• Given request A: Put the lines of the records into a numbered list, omitting any blank lines and leaving the pictures out.

• Source passage:
────────

FBP inspired data flow syntax: The missing piece for the success of functional programming?

e · l · n

Jul 16, 2015

Often when I suggest people have a look at Flow-based Programming (FBP) or Data Flow for one reason or another, people are often put off by the strong connection between these concepts and graphical programming. That is, the idea that programs will be easier to understand if expressed and developed in a visual notation.

This is unfortunate, since I think this is in no way the core benefit of FBP or Data Flow, although it is a nice side-effect for those who prefer it. For example, I personally mostly prefer working with text over a graphical notation, for productivity reasons.

The purpose of this post

There are so many inherent benefits with the data flow / flow-based programming paradigm that it is hard to know where to start. Implicit pipeline parallelism, exceptional composability, testability, inspectability, code re-use are just a few examples. In this post though, I thought to illustrate how I think even just a subset of its ideas - the syntax - could potentially greatly benefit the design of e.g. functional programming API:s.

The limitations of functional call/return semantics

To make a long story really short, I think that as long as functional programming (FP) languages don't go beyond the call/return semantics [Edit: True, most FP language have gone beyond this] or chained lazy-evaluating functions [Edit: this still seems to be state of the art in many FP langs] for creating streaming processing networks, it will not succeed at improving the situation for software engineering in general in any revolutionary way.

────────

• Given request B:
Answer these questions about the post on data flow syntax, one answer per line, each marked like its question:
(i) What date does the post carry?
(ii) For what reasons does the writer mostly prefer working with text over a graphical notation?
(iii) Which benefits of the data flow / flow-based programming paradigm does the post list as examples?

• Data records:
────────

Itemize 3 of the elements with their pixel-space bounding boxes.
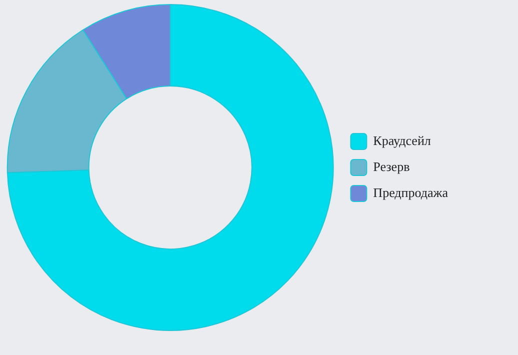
- legend-label: Резерв: [373, 158, 410, 174]
- legend-label: Краудсейл: [373, 132, 432, 148]
- legend-label: Предпродажа: [373, 184, 448, 200]
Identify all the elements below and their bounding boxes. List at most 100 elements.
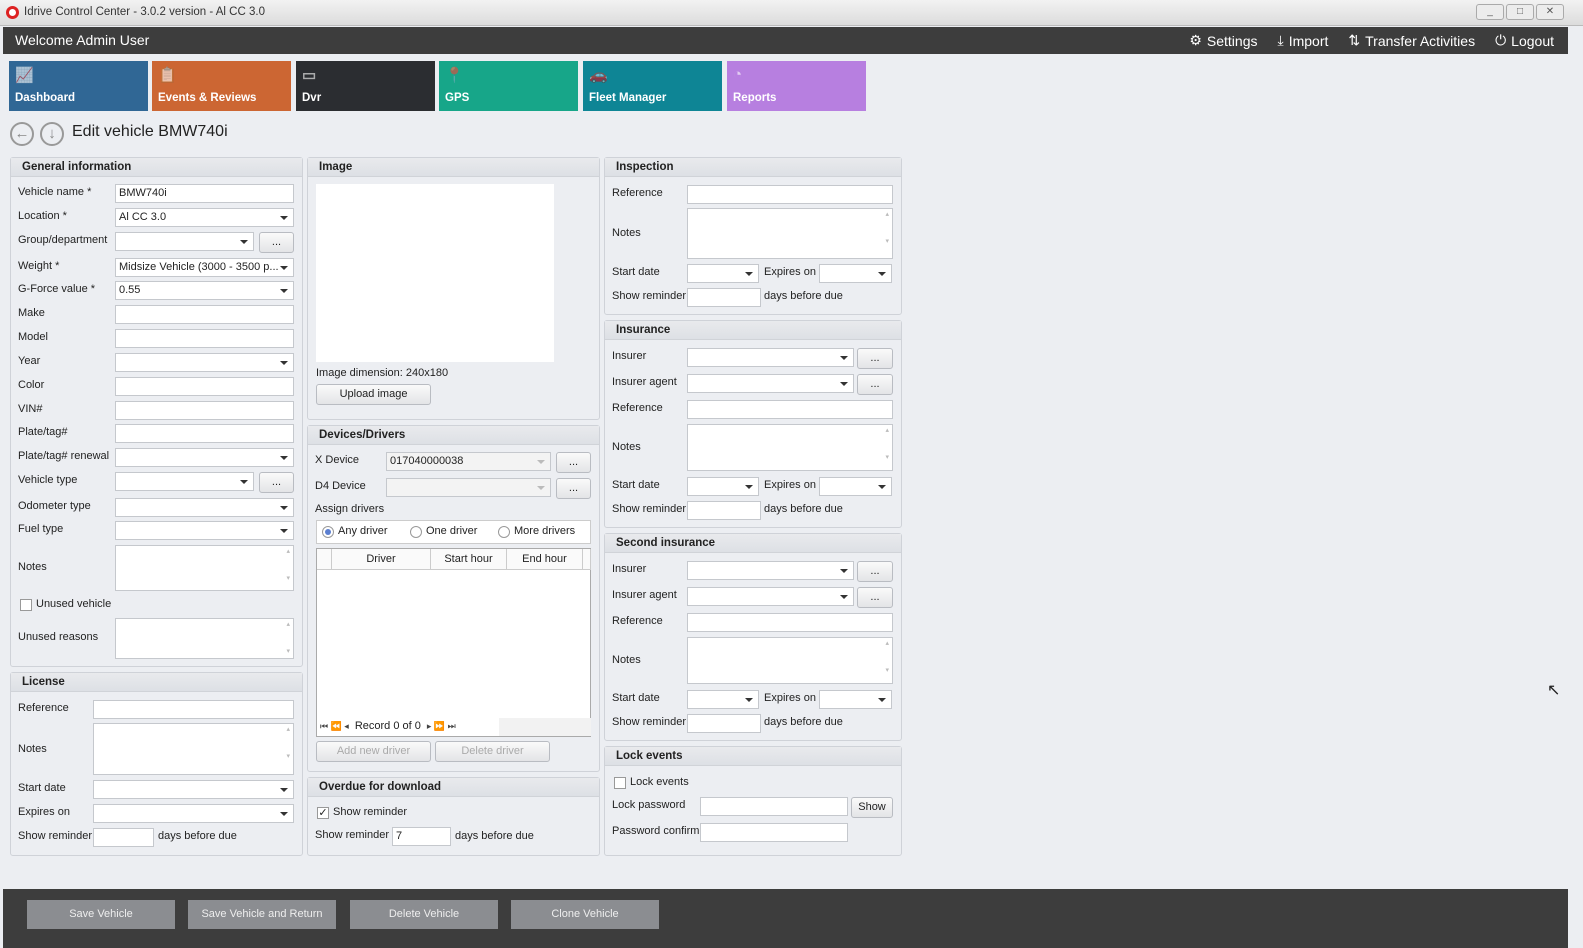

────────

• Response A:
1. Itemize 3 of the elements with their pixel-space bounding boxes.
2. - legend-label: Резерв: [373, 158, 410, 174]
3. - legend-label: Краудсейл: [373, 132, 432, 148]
4. - legend-label: Предпродажа: [373, 184, 448, 200]
5. Identify all the elements below and their bounding boxes. List at most 100 elements.

• Response B:
(i) Jul 16, 2015
(ii) For productivity reasons.
(iii) Implicit pipeline parallelism, exceptional composability, testability, inspectability, and code re-use.